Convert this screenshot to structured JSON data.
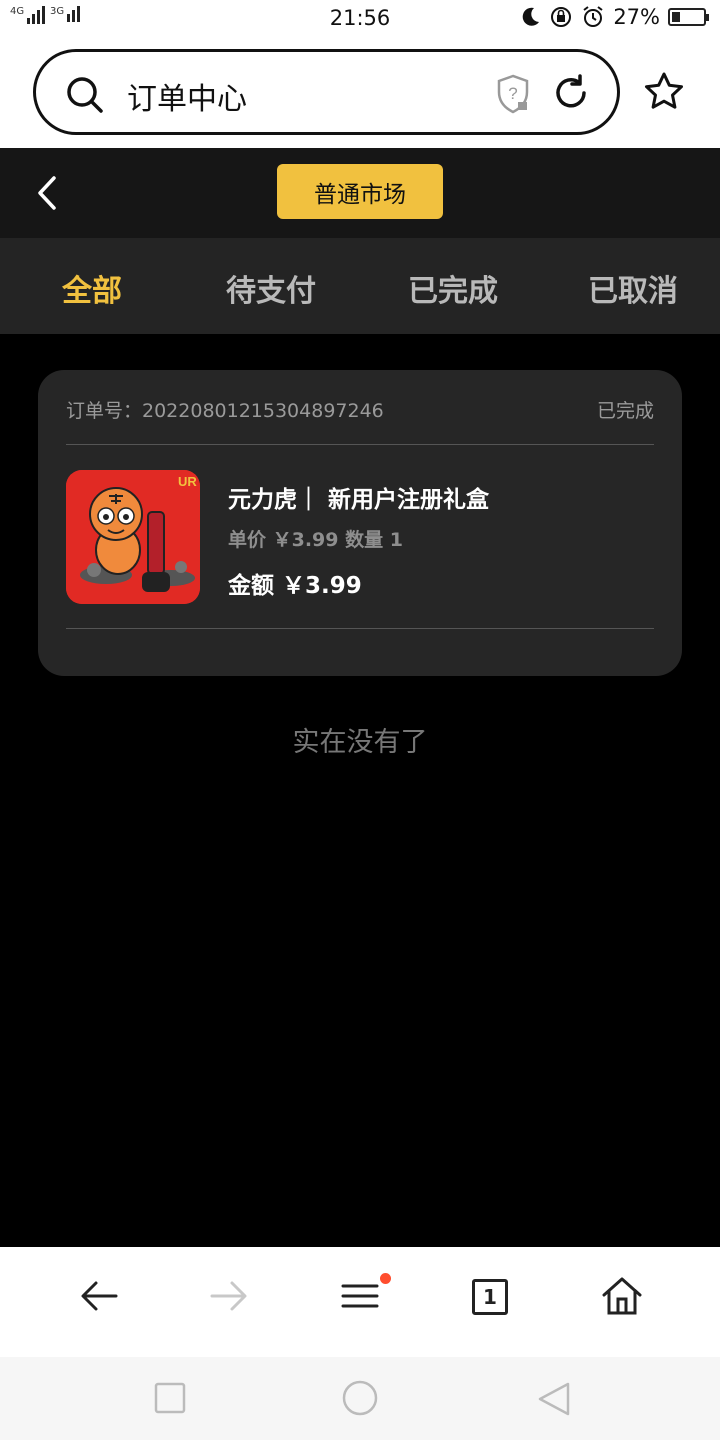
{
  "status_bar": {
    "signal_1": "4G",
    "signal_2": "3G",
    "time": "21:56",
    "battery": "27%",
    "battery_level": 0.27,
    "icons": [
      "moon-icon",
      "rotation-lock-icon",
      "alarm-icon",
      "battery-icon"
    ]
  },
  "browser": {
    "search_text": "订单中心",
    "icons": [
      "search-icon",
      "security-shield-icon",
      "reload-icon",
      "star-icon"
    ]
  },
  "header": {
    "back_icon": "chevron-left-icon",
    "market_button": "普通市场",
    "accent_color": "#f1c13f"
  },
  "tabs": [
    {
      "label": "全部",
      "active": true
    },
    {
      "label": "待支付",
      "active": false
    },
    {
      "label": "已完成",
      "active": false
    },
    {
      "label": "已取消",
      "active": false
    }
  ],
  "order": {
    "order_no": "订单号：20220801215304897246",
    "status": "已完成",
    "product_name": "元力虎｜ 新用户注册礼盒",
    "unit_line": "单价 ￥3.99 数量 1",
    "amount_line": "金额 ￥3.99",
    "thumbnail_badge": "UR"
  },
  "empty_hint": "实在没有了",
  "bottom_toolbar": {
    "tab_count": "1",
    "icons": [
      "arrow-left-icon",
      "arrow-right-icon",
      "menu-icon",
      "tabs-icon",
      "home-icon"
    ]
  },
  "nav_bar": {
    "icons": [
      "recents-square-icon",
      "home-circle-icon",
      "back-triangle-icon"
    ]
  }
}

==

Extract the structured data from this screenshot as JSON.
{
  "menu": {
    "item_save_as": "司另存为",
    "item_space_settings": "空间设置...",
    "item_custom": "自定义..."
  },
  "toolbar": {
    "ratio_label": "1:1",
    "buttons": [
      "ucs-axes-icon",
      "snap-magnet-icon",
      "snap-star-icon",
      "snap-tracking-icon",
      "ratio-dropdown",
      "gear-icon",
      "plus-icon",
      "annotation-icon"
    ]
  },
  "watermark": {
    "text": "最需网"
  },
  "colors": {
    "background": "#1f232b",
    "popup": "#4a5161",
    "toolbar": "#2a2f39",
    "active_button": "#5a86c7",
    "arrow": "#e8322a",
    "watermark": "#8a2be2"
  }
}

--

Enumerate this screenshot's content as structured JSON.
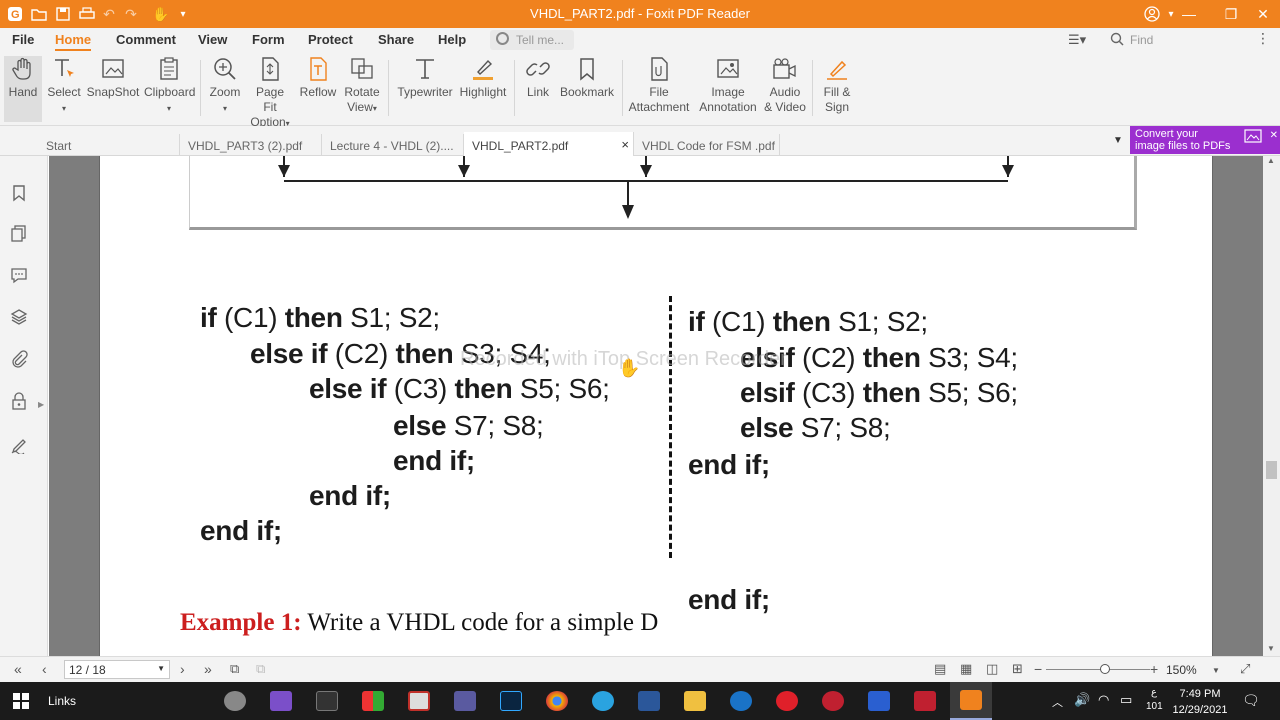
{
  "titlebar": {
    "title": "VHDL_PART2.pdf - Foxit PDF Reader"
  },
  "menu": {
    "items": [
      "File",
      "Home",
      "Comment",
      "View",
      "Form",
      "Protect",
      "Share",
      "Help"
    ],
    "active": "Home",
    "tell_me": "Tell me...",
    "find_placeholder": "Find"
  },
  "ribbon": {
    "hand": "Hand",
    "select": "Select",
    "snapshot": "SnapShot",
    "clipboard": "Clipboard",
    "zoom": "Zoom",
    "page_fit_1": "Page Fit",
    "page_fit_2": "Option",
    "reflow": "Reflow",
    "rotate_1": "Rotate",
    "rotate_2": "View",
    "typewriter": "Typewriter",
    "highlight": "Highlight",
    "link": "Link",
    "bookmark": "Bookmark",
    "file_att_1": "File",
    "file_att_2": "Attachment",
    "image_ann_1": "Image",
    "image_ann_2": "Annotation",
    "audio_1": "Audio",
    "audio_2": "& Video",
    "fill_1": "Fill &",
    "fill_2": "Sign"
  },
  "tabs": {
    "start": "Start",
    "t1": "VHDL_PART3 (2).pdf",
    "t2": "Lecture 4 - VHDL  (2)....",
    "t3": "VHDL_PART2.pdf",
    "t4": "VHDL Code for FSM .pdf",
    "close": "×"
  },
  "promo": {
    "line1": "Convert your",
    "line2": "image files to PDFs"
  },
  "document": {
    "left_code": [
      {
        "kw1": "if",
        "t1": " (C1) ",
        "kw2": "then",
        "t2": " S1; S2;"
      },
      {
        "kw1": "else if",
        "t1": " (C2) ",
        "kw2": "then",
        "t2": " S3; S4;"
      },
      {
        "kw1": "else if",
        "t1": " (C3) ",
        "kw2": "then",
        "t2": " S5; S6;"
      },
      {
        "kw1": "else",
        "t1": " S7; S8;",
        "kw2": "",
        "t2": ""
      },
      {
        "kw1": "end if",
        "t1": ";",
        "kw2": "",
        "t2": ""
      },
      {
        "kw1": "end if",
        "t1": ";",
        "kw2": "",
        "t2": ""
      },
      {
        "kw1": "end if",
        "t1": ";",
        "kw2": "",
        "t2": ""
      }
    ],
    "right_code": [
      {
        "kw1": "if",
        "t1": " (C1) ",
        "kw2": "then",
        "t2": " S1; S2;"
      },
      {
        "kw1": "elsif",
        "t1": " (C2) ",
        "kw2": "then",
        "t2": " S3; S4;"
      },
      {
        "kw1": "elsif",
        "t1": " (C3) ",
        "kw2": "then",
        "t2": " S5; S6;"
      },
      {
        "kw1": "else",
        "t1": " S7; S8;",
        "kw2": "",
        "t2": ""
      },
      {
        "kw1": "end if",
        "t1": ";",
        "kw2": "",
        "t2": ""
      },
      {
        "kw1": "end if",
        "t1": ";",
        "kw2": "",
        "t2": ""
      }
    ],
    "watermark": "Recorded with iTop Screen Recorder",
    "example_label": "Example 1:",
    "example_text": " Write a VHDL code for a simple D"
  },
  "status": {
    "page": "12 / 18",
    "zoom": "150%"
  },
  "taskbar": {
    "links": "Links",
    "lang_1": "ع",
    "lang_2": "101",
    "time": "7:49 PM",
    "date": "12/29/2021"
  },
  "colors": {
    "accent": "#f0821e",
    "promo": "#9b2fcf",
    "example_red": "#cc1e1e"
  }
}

Aim
Find the word "this" and list each line it appears in.

Answer to the exercise
Convert this screenshot to structured JSON data.
Extract the structured data from this screenshot as JSON.
Enumerate this screenshot's content as structured JSON.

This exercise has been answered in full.